TASK OBJECTIVE:
Any pictures in the records below should be skipped; write out everything else exactly.

INPUT DATA:
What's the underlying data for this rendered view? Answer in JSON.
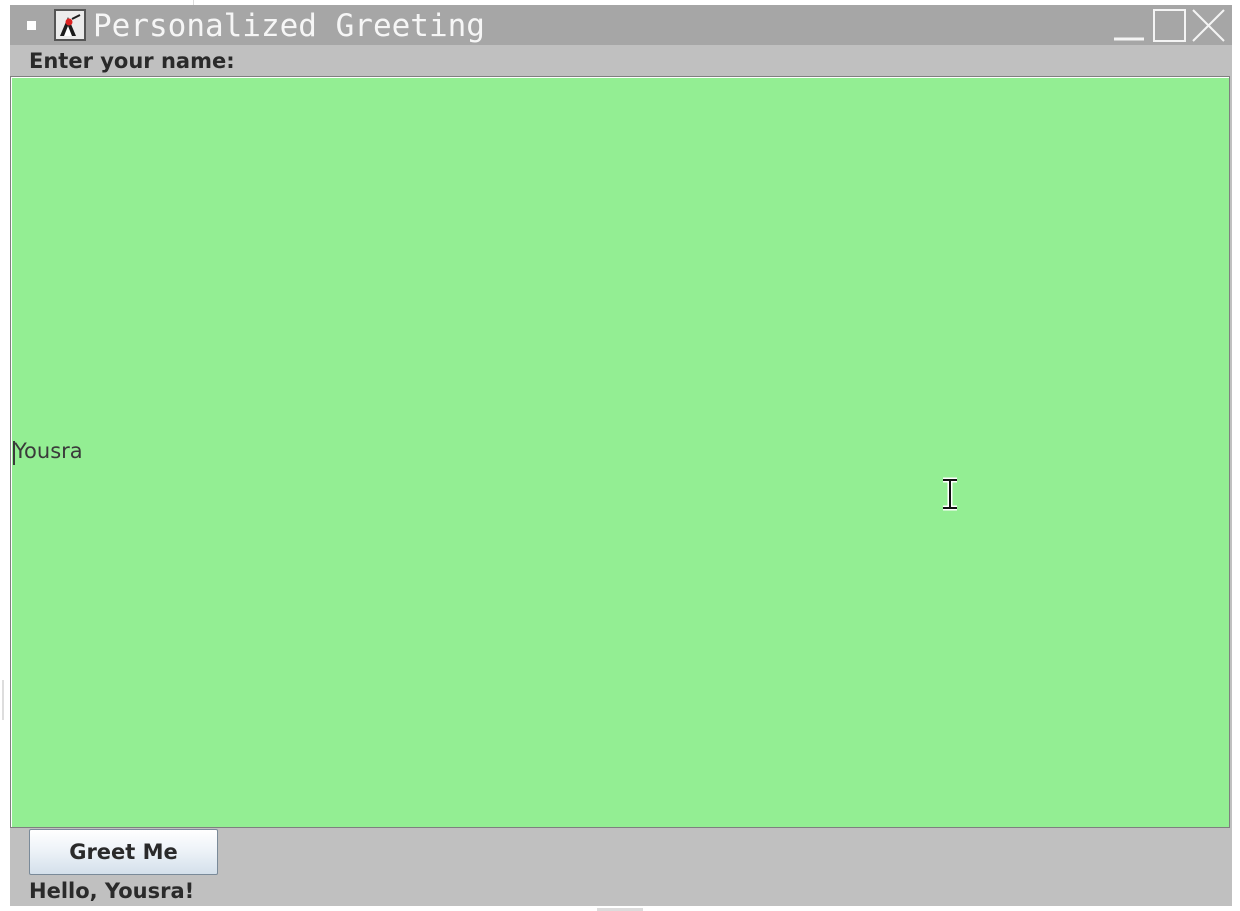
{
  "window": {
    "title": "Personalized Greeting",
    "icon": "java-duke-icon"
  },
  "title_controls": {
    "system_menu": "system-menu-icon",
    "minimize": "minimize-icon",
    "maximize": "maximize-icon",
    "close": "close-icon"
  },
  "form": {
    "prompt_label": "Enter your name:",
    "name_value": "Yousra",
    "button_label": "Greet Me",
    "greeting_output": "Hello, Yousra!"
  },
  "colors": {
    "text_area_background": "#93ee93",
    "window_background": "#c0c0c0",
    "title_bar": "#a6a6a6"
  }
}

OUTPUT OF THE EXERCISE:
What's the underlying data for this rendered view? Answer in JSON.
{
  "window": {
    "title": "Personalized Greeting",
    "icon": "java-duke-icon"
  },
  "title_controls": {
    "system_menu": "system-menu-icon",
    "minimize": "minimize-icon",
    "maximize": "maximize-icon",
    "close": "close-icon"
  },
  "form": {
    "prompt_label": "Enter your name:",
    "name_value": "Yousra",
    "button_label": "Greet Me",
    "greeting_output": "Hello, Yousra!"
  },
  "colors": {
    "text_area_background": "#93ee93",
    "window_background": "#c0c0c0",
    "title_bar": "#a6a6a6"
  }
}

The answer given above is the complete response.